▶ [WHAT THE EXERCISE ASKS]:
Repeat every record below exactly, leaving out the pictures.

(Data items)
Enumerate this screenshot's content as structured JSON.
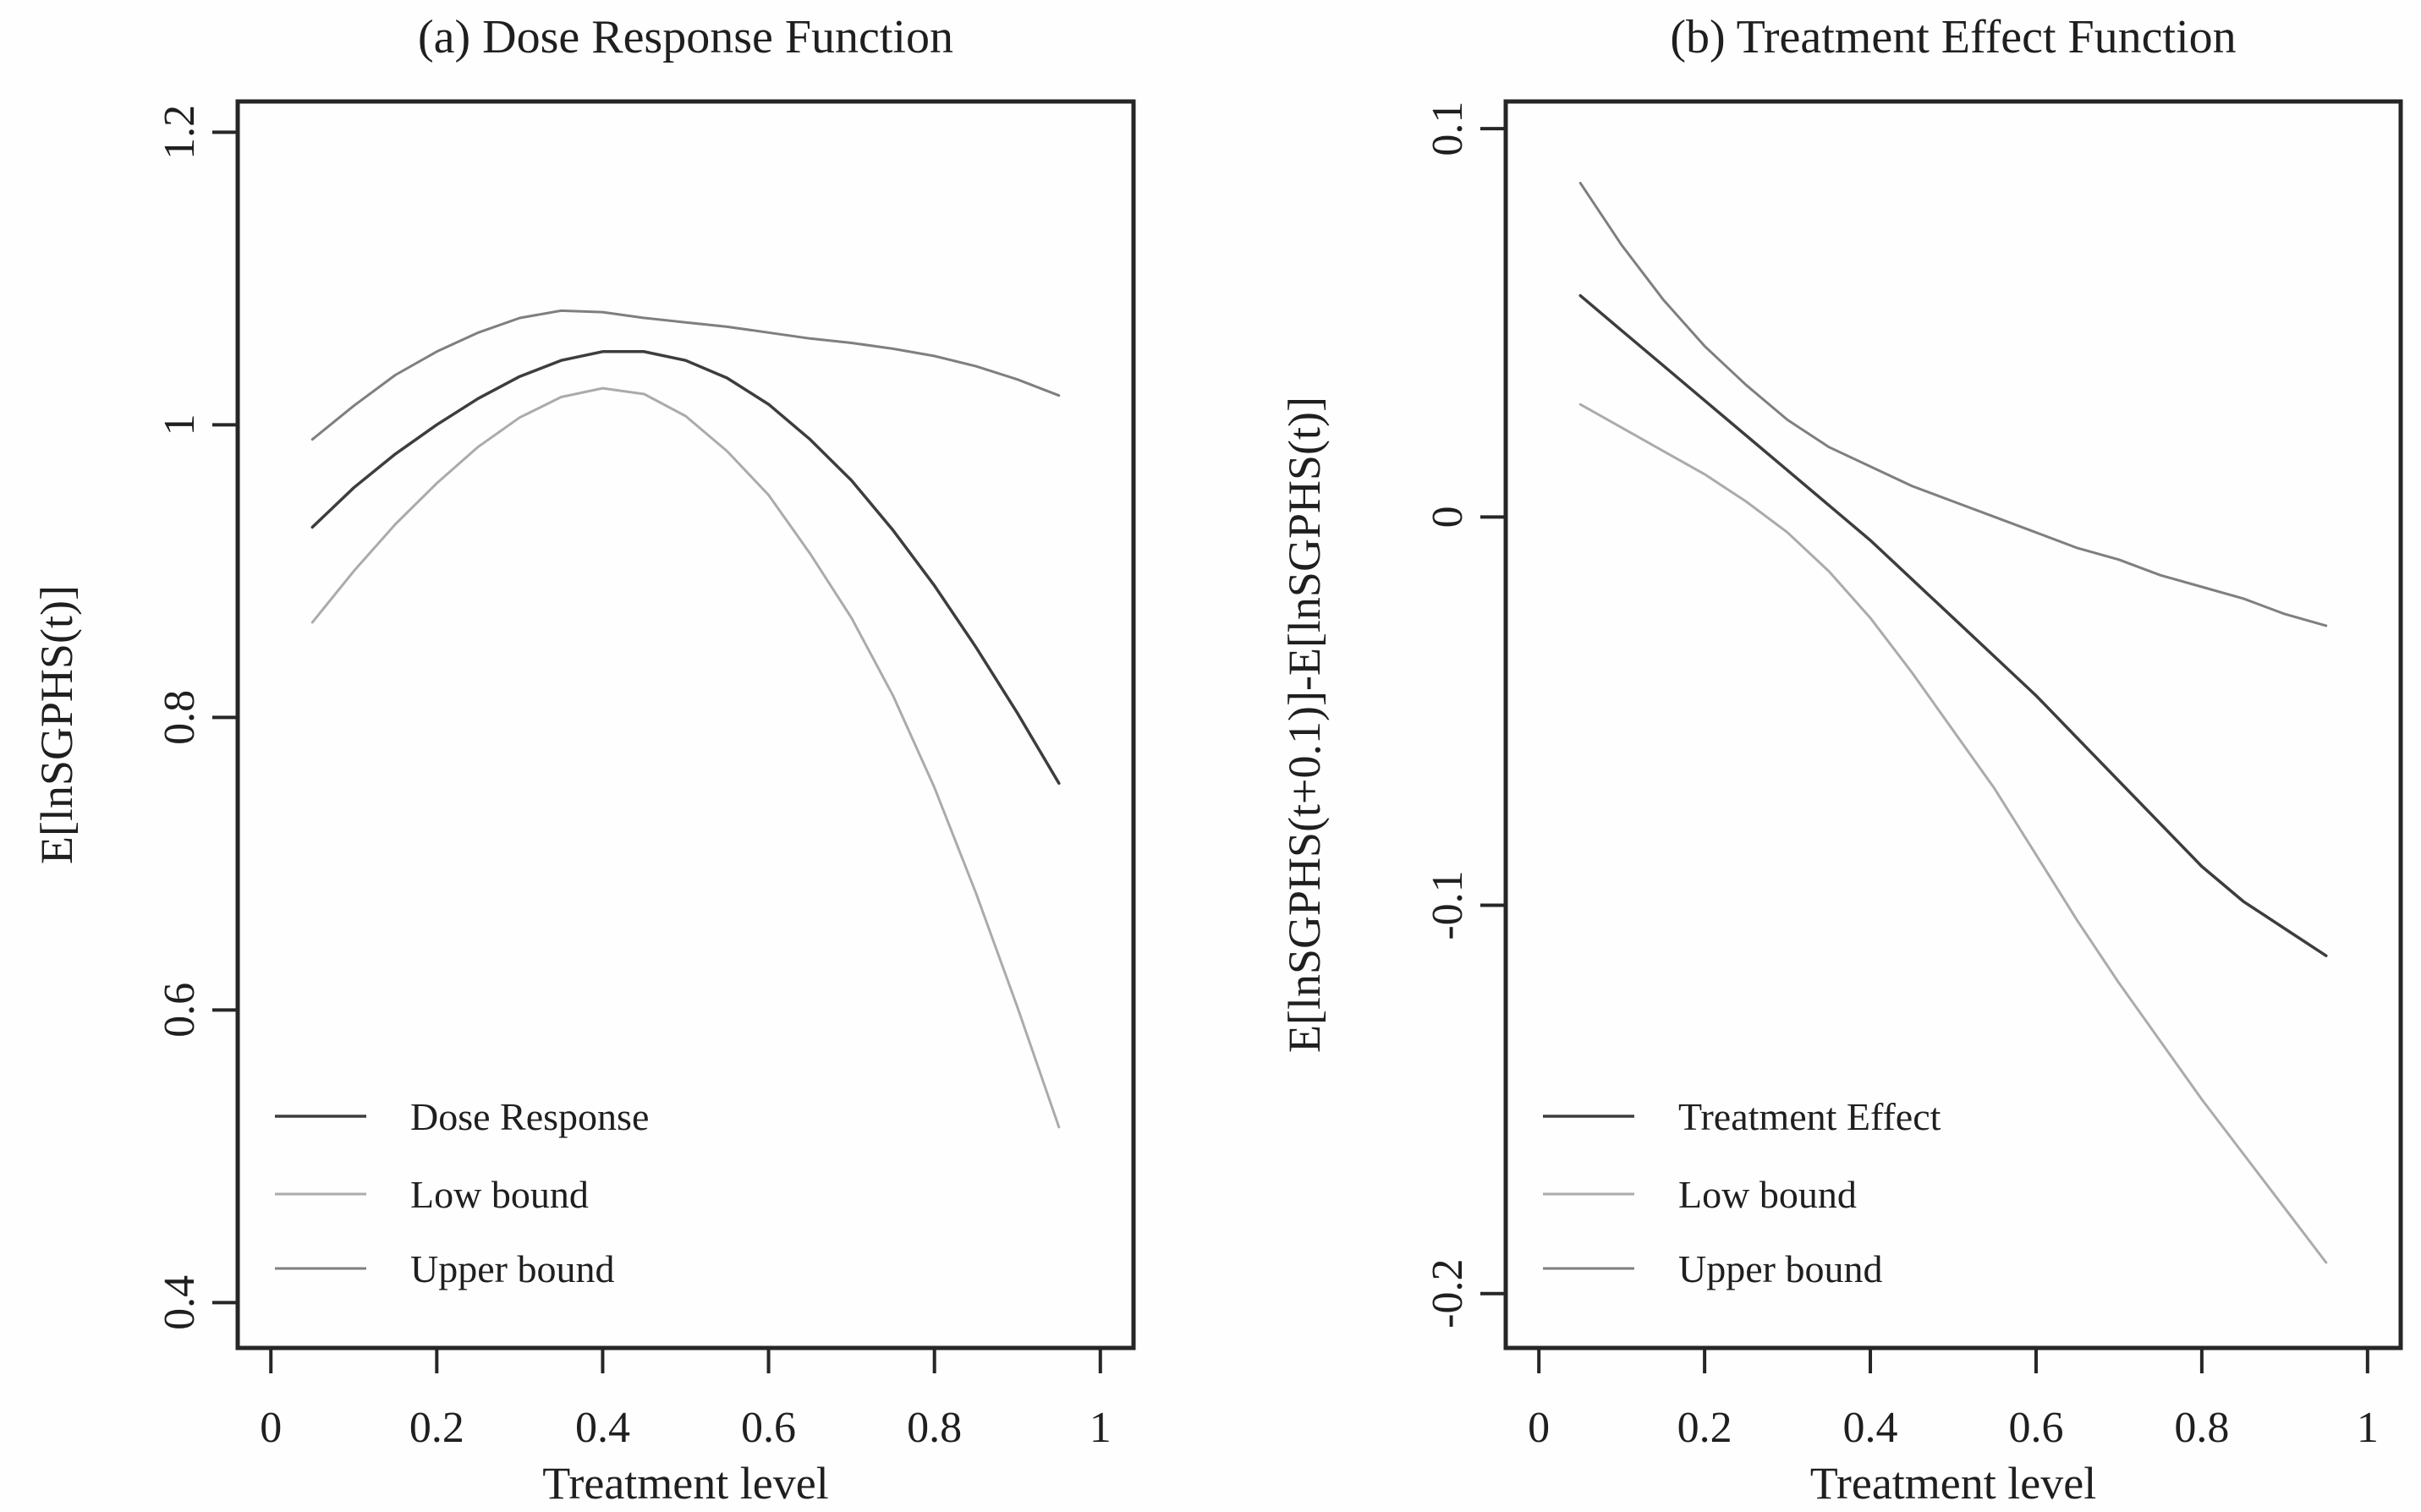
{
  "figure": {
    "background": "#fefefe",
    "axis_color": "#262626",
    "text_color": "#1f1f1f"
  },
  "chart_data": [
    {
      "panel": "a",
      "type": "line",
      "title": "(a) Dose Response Function",
      "xlabel": "Treatment level",
      "ylabel": "E[lnSGPHS(t)]",
      "xlim": [
        -0.04,
        1.04
      ],
      "ylim": [
        0.369,
        1.221
      ],
      "xticks": [
        0,
        0.2,
        0.4,
        0.6,
        0.8,
        1
      ],
      "xtick_labels": [
        "0",
        "0.2",
        "0.4",
        "0.6",
        "0.8",
        "1"
      ],
      "yticks": [
        0.4,
        0.6,
        0.8,
        1.0,
        1.2
      ],
      "ytick_labels": [
        "0.4",
        "0.6",
        "0.8",
        "1",
        "1.2"
      ],
      "grid": false,
      "legend_position": "bottom-left",
      "x": [
        0.05,
        0.1,
        0.15,
        0.2,
        0.25,
        0.3,
        0.35,
        0.4,
        0.45,
        0.5,
        0.55,
        0.6,
        0.65,
        0.7,
        0.75,
        0.8,
        0.85,
        0.9,
        0.95
      ],
      "series": [
        {
          "name": "Dose Response",
          "color": "#3d3d3d",
          "width": 3.5,
          "values": [
            0.93,
            0.957,
            0.98,
            1.0,
            1.018,
            1.033,
            1.044,
            1.05,
            1.05,
            1.044,
            1.032,
            1.014,
            0.99,
            0.962,
            0.928,
            0.89,
            0.848,
            0.803,
            0.755
          ]
        },
        {
          "name": "Low bound",
          "color": "#ababab",
          "width": 3,
          "values": [
            0.865,
            0.9,
            0.932,
            0.96,
            0.985,
            1.005,
            1.019,
            1.025,
            1.021,
            1.006,
            0.982,
            0.952,
            0.912,
            0.868,
            0.815,
            0.752,
            0.68,
            0.602,
            0.52
          ]
        },
        {
          "name": "Upper bound",
          "color": "#7f7f7f",
          "width": 3,
          "values": [
            0.99,
            1.013,
            1.034,
            1.05,
            1.063,
            1.073,
            1.078,
            1.077,
            1.073,
            1.07,
            1.067,
            1.063,
            1.059,
            1.056,
            1.052,
            1.047,
            1.04,
            1.031,
            1.02
          ]
        }
      ]
    },
    {
      "panel": "b",
      "type": "line",
      "title": "(b) Treatment Effect Function",
      "xlabel": "Treatment level",
      "ylabel": "E[lnSGPHS(t+0.1)]-E[lnSGPHS(t)]",
      "xlim": [
        -0.04,
        1.04
      ],
      "ylim": [
        -0.214,
        0.107
      ],
      "xticks": [
        0,
        0.2,
        0.4,
        0.6,
        0.8,
        1
      ],
      "xtick_labels": [
        "0",
        "0.2",
        "0.4",
        "0.6",
        "0.8",
        "1"
      ],
      "yticks": [
        -0.2,
        -0.1,
        0,
        0.1
      ],
      "ytick_labels": [
        "-0.2",
        "-0.1",
        "0",
        "0.1"
      ],
      "grid": false,
      "legend_position": "bottom-left",
      "x": [
        0.05,
        0.1,
        0.15,
        0.2,
        0.25,
        0.3,
        0.35,
        0.4,
        0.45,
        0.5,
        0.55,
        0.6,
        0.65,
        0.7,
        0.75,
        0.8,
        0.85,
        0.9,
        0.95
      ],
      "series": [
        {
          "name": "Treatment Effect",
          "color": "#3d3d3d",
          "width": 3.5,
          "values": [
            0.057,
            0.048,
            0.039,
            0.03,
            0.021,
            0.012,
            0.003,
            -0.006,
            -0.016,
            -0.026,
            -0.036,
            -0.046,
            -0.057,
            -0.068,
            -0.079,
            -0.09,
            -0.099,
            -0.106,
            -0.113
          ]
        },
        {
          "name": "Low bound",
          "color": "#ababab",
          "width": 3,
          "values": [
            0.029,
            0.023,
            0.017,
            0.011,
            0.004,
            -0.004,
            -0.014,
            -0.026,
            -0.04,
            -0.055,
            -0.07,
            -0.087,
            -0.104,
            -0.12,
            -0.135,
            -0.15,
            -0.164,
            -0.178,
            -0.192
          ]
        },
        {
          "name": "Upper bound",
          "color": "#7f7f7f",
          "width": 3,
          "values": [
            0.086,
            0.07,
            0.056,
            0.044,
            0.034,
            0.025,
            0.018,
            0.013,
            0.008,
            0.004,
            0.0,
            -0.004,
            -0.008,
            -0.011,
            -0.015,
            -0.018,
            -0.021,
            -0.025,
            -0.028
          ]
        }
      ]
    }
  ]
}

▶ [FINISHED ANSWER]:
Enumerate this screenshot's content as structured JSON.
{
  "figure": {
    "background": "#fefefe",
    "axis_color": "#262626",
    "text_color": "#1f1f1f"
  },
  "chart_data": [
    {
      "panel": "a",
      "type": "line",
      "title": "(a) Dose Response Function",
      "xlabel": "Treatment level",
      "ylabel": "E[lnSGPHS(t)]",
      "xlim": [
        -0.04,
        1.04
      ],
      "ylim": [
        0.369,
        1.221
      ],
      "xticks": [
        0,
        0.2,
        0.4,
        0.6,
        0.8,
        1
      ],
      "xtick_labels": [
        "0",
        "0.2",
        "0.4",
        "0.6",
        "0.8",
        "1"
      ],
      "yticks": [
        0.4,
        0.6,
        0.8,
        1.0,
        1.2
      ],
      "ytick_labels": [
        "0.4",
        "0.6",
        "0.8",
        "1",
        "1.2"
      ],
      "grid": false,
      "legend_position": "bottom-left",
      "x": [
        0.05,
        0.1,
        0.15,
        0.2,
        0.25,
        0.3,
        0.35,
        0.4,
        0.45,
        0.5,
        0.55,
        0.6,
        0.65,
        0.7,
        0.75,
        0.8,
        0.85,
        0.9,
        0.95
      ],
      "series": [
        {
          "name": "Dose Response",
          "color": "#3d3d3d",
          "width": 3.5,
          "values": [
            0.93,
            0.957,
            0.98,
            1.0,
            1.018,
            1.033,
            1.044,
            1.05,
            1.05,
            1.044,
            1.032,
            1.014,
            0.99,
            0.962,
            0.928,
            0.89,
            0.848,
            0.803,
            0.755
          ]
        },
        {
          "name": "Low bound",
          "color": "#ababab",
          "width": 3,
          "values": [
            0.865,
            0.9,
            0.932,
            0.96,
            0.985,
            1.005,
            1.019,
            1.025,
            1.021,
            1.006,
            0.982,
            0.952,
            0.912,
            0.868,
            0.815,
            0.752,
            0.68,
            0.602,
            0.52
          ]
        },
        {
          "name": "Upper bound",
          "color": "#7f7f7f",
          "width": 3,
          "values": [
            0.99,
            1.013,
            1.034,
            1.05,
            1.063,
            1.073,
            1.078,
            1.077,
            1.073,
            1.07,
            1.067,
            1.063,
            1.059,
            1.056,
            1.052,
            1.047,
            1.04,
            1.031,
            1.02
          ]
        }
      ]
    },
    {
      "panel": "b",
      "type": "line",
      "title": "(b) Treatment Effect Function",
      "xlabel": "Treatment level",
      "ylabel": "E[lnSGPHS(t+0.1)]-E[lnSGPHS(t)]",
      "xlim": [
        -0.04,
        1.04
      ],
      "ylim": [
        -0.214,
        0.107
      ],
      "xticks": [
        0,
        0.2,
        0.4,
        0.6,
        0.8,
        1
      ],
      "xtick_labels": [
        "0",
        "0.2",
        "0.4",
        "0.6",
        "0.8",
        "1"
      ],
      "yticks": [
        -0.2,
        -0.1,
        0,
        0.1
      ],
      "ytick_labels": [
        "-0.2",
        "-0.1",
        "0",
        "0.1"
      ],
      "grid": false,
      "legend_position": "bottom-left",
      "x": [
        0.05,
        0.1,
        0.15,
        0.2,
        0.25,
        0.3,
        0.35,
        0.4,
        0.45,
        0.5,
        0.55,
        0.6,
        0.65,
        0.7,
        0.75,
        0.8,
        0.85,
        0.9,
        0.95
      ],
      "series": [
        {
          "name": "Treatment Effect",
          "color": "#3d3d3d",
          "width": 3.5,
          "values": [
            0.057,
            0.048,
            0.039,
            0.03,
            0.021,
            0.012,
            0.003,
            -0.006,
            -0.016,
            -0.026,
            -0.036,
            -0.046,
            -0.057,
            -0.068,
            -0.079,
            -0.09,
            -0.099,
            -0.106,
            -0.113
          ]
        },
        {
          "name": "Low bound",
          "color": "#ababab",
          "width": 3,
          "values": [
            0.029,
            0.023,
            0.017,
            0.011,
            0.004,
            -0.004,
            -0.014,
            -0.026,
            -0.04,
            -0.055,
            -0.07,
            -0.087,
            -0.104,
            -0.12,
            -0.135,
            -0.15,
            -0.164,
            -0.178,
            -0.192
          ]
        },
        {
          "name": "Upper bound",
          "color": "#7f7f7f",
          "width": 3,
          "values": [
            0.086,
            0.07,
            0.056,
            0.044,
            0.034,
            0.025,
            0.018,
            0.013,
            0.008,
            0.004,
            0.0,
            -0.004,
            -0.008,
            -0.011,
            -0.015,
            -0.018,
            -0.021,
            -0.025,
            -0.028
          ]
        }
      ]
    }
  ]
}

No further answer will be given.